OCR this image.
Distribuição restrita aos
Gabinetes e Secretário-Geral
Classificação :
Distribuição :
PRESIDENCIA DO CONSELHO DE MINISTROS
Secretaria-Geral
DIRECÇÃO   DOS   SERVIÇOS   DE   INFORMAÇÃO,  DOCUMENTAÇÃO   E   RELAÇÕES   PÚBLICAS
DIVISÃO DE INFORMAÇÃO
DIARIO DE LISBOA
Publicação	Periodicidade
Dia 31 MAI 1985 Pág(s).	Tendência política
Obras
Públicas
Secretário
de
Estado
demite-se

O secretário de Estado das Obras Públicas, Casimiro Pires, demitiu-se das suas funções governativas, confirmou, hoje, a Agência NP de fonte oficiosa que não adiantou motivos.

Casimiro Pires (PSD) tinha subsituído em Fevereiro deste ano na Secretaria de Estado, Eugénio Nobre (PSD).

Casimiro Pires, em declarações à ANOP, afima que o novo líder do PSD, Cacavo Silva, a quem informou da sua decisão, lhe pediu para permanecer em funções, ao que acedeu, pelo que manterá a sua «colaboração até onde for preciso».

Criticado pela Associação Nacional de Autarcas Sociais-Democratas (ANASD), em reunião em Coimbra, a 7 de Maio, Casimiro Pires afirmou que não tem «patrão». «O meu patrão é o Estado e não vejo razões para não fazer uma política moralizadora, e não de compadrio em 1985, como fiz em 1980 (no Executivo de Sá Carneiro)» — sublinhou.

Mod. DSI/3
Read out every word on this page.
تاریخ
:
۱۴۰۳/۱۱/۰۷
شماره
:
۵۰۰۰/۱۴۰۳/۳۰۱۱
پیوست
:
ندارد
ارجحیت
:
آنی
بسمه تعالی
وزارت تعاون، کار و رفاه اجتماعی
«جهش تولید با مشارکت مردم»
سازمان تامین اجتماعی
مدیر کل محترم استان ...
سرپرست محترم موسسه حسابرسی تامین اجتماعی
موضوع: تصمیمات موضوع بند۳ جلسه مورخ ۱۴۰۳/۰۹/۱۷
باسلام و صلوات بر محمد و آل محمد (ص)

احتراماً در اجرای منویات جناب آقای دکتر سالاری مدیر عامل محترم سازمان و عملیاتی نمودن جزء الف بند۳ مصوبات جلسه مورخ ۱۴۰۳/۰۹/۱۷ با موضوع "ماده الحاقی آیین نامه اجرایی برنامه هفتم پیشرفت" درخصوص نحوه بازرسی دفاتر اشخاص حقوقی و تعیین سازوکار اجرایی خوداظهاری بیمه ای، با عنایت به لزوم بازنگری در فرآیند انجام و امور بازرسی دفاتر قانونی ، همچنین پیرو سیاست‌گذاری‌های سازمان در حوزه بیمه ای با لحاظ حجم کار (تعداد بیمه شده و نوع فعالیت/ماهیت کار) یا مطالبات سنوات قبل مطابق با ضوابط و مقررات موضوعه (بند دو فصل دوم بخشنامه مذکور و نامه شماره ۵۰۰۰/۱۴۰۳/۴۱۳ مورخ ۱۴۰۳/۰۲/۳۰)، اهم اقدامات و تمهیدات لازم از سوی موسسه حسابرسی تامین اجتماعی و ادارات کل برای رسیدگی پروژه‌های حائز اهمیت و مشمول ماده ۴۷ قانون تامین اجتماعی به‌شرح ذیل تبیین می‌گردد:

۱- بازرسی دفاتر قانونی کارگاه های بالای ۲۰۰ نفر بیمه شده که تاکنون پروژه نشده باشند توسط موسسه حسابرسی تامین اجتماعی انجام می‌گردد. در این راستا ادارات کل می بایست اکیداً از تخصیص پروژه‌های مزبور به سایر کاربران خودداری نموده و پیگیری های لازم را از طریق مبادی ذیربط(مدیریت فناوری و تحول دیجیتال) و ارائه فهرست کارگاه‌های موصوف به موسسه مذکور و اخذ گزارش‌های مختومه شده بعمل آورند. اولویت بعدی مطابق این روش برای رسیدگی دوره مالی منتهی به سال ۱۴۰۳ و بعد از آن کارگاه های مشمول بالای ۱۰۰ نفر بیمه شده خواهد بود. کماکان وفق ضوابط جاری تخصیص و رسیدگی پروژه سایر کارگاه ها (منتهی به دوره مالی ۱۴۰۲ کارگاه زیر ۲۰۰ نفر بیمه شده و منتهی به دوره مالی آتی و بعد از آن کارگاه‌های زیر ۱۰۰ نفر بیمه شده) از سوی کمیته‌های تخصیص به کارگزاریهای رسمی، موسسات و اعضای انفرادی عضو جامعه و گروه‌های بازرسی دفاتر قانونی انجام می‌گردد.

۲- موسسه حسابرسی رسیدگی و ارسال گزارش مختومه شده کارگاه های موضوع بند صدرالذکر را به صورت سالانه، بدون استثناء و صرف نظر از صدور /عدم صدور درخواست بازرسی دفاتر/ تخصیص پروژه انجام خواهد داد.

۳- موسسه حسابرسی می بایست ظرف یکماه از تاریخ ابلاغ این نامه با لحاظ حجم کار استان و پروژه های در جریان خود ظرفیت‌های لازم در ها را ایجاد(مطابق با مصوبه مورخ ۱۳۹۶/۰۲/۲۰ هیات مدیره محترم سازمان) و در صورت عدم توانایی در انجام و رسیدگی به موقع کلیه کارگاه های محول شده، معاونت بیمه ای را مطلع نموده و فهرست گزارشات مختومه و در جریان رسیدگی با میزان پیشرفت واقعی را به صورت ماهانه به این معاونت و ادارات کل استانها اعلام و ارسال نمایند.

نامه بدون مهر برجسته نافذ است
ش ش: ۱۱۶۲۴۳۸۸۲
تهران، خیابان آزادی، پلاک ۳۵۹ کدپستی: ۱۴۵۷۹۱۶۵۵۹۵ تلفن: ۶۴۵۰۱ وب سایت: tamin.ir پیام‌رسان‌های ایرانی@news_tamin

————

OBJECTIVE. Sift the material for lines with the string "صورت". Copy each one found.

PROBLEM SOLUTION.
۲- موسسه حسابرسی رسیدگی و ارسال گزارش مختومه شده کارگاه های موضوع بند صدرالذکر را به صورت سالانه، بدون استثناء و صرف نظر از صدور /عدم صدور درخواست بازرسی دفاتر/ تخصیص پروژه انجام خواهد داد.
۳- موسسه حسابرسی می بایست ظرف یکماه از تاریخ ابلاغ این نامه با لحاظ حجم کار استان و پروژه های در جریان خود ظرفیت‌های لازم در ها را ایجاد(مطابق با مصوبه مورخ ۱۳۹۶/۰۲/۲۰ هیات مدیره محترم سازمان) و در صورت عدم توانایی در انجام و رسیدگی به موقع کلیه کارگاه های محول شده، معاونت بیمه ای را مطلع نموده و فهرست گزارشات مختومه و در جریان رسیدگی با میزان پیشرفت واقعی را به صورت ماهانه به این معاونت و ادارات کل استانها اعلام و ارسال نمایند.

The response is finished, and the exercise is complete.